> **OBJECTIVE**: Provide the count of lines that hold "Crop" and no other output.

-- start RECORDS SHOWN --

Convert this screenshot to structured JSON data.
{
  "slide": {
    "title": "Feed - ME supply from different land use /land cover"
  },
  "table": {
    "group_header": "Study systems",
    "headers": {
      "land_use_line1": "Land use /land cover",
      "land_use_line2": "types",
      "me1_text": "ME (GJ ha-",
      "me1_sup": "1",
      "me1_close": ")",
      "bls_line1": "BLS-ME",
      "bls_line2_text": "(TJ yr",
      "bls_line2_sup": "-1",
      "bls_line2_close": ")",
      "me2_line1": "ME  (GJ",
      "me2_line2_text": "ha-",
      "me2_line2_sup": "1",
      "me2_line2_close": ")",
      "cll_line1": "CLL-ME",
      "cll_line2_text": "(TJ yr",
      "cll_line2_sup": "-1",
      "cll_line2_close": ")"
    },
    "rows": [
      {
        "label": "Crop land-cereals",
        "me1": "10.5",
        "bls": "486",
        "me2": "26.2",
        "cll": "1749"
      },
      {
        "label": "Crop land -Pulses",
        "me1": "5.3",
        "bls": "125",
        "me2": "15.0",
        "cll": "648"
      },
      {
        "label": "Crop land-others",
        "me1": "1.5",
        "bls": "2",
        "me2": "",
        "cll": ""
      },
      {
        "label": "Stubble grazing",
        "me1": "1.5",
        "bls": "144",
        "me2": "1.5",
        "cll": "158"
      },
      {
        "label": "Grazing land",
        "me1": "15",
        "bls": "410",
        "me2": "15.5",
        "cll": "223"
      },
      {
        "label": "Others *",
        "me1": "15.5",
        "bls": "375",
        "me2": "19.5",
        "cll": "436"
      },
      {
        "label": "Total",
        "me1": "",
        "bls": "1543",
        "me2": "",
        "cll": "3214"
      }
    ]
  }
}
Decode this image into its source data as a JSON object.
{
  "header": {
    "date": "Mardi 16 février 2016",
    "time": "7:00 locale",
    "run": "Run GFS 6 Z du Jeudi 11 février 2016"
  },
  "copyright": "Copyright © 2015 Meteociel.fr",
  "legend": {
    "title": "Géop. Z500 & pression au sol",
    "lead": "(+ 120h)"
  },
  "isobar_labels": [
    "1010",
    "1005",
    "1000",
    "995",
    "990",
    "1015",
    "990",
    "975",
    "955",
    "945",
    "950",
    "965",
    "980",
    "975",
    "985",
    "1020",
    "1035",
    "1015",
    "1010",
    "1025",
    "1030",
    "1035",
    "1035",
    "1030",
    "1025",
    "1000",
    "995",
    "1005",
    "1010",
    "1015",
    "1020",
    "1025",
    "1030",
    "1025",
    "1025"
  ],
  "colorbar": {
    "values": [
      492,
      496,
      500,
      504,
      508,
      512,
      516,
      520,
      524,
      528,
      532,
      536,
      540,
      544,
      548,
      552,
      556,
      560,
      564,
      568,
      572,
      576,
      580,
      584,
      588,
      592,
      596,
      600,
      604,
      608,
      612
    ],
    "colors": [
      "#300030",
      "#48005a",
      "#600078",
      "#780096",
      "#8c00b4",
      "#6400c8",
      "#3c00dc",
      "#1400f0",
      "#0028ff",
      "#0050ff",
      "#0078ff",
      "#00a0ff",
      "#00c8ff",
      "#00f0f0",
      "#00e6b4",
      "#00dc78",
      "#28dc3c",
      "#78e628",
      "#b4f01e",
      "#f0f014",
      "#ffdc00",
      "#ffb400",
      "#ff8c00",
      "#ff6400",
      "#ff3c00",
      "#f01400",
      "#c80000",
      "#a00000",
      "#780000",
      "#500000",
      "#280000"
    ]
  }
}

-- end RECORDS SHOWN --

> **OUTPUT FOR THIS TASK**: 3